• _Dataset entries_
+ + + +
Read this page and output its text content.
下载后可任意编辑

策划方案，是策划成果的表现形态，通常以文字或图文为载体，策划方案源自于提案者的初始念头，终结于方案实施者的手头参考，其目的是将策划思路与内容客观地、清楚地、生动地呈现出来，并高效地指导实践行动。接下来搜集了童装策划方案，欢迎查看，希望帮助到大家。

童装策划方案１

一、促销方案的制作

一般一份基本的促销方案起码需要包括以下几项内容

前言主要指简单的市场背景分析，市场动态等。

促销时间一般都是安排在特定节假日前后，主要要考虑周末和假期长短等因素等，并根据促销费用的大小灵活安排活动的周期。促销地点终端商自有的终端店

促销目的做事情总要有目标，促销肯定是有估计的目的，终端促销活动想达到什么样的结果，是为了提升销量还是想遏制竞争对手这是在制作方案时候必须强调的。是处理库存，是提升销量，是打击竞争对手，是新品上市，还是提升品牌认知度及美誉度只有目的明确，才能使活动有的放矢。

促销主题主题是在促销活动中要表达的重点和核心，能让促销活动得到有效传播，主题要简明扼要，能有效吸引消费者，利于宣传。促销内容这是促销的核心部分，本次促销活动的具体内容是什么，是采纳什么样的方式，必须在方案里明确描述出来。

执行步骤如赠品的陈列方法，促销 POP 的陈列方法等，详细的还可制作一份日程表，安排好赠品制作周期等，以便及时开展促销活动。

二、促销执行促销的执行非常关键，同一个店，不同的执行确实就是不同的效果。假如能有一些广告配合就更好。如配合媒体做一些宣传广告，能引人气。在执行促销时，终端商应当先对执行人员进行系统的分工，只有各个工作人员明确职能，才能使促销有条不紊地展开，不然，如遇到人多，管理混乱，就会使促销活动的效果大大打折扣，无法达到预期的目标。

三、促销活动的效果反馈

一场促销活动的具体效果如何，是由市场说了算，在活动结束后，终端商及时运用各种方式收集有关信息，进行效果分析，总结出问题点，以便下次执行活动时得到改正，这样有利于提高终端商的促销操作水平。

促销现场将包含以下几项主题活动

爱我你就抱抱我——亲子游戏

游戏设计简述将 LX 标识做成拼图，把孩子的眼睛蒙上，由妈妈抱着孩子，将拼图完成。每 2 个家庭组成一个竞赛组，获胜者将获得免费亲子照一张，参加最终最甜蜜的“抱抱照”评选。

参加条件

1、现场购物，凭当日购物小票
+ + + +
• _GOAL_
Print the material above once more, exactly.

• _WRITTEN REPLY_
Read this page and output its text content.
下载后可任意编辑

策划方案，是策划成果的表现形态，通常以文字或图文为载体，策划方案源自于提案者的初始念头，终结于方案实施者的手头参考，其目的是将策划思路与内容客观地、清楚地、生动地呈现出来，并高效地指导实践行动。接下来搜集了童装策划方案，欢迎查看，希望帮助到大家。

童装策划方案１

一、促销方案的制作

一般一份基本的促销方案起码需要包括以下几项内容

前言主要指简单的市场背景分析，市场动态等。

促销时间一般都是安排在特定节假日前后，主要要考虑周末和假期长短等因素等，并根据促销费用的大小灵活安排活动的周期。促销地点终端商自有的终端店

促销目的做事情总要有目标，促销肯定是有估计的目的，终端促销活动想达到什么样的结果，是为了提升销量还是想遏制竞争对手这是在制作方案时候必须强调的。是处理库存，是提升销量，是打击竞争对手，是新品上市，还是提升品牌认知度及美誉度只有目的明确，才能使活动有的放矢。

促销主题主题是在促销活动中要表达的重点和核心，能让促销活动得到有效传播，主题要简明扼要，能有效吸引消费者，利于宣传。促销内容这是促销的核心部分，本次促销活动的具体内容是什么，是采纳什么样的方式，必须在方案里明确描述出来。

执行步骤如赠品的陈列方法，促销 POP 的陈列方法等，详细的还可制作一份日程表，安排好赠品制作周期等，以便及时开展促销活动。

二、促销执行促销的执行非常关键，同一个店，不同的执行确实就是不同的效果。假如能有一些广告配合就更好。如配合媒体做一些宣传广告，能引人气。在执行促销时，终端商应当先对执行人员进行系统的分工，只有各个工作人员明确职能，才能使促销有条不紊地展开，不然，如遇到人多，管理混乱，就会使促销活动的效果大大打折扣，无法达到预期的目标。

三、促销活动的效果反馈

一场促销活动的具体效果如何，是由市场说了算，在活动结束后，终端商及时运用各种方式收集有关信息，进行效果分析，总结出问题点，以便下次执行活动时得到改正，这样有利于提高终端商的促销操作水平。

促销现场将包含以下几项主题活动

爱我你就抱抱我——亲子游戏

游戏设计简述将 LX 标识做成拼图，把孩子的眼睛蒙上，由妈妈抱着孩子，将拼图完成。每 2 个家庭组成一个竞赛组，获胜者将获得免费亲子照一张，参加最终最甜蜜的“抱抱照”评选。

参加条件

1、现场购物，凭当日购物小票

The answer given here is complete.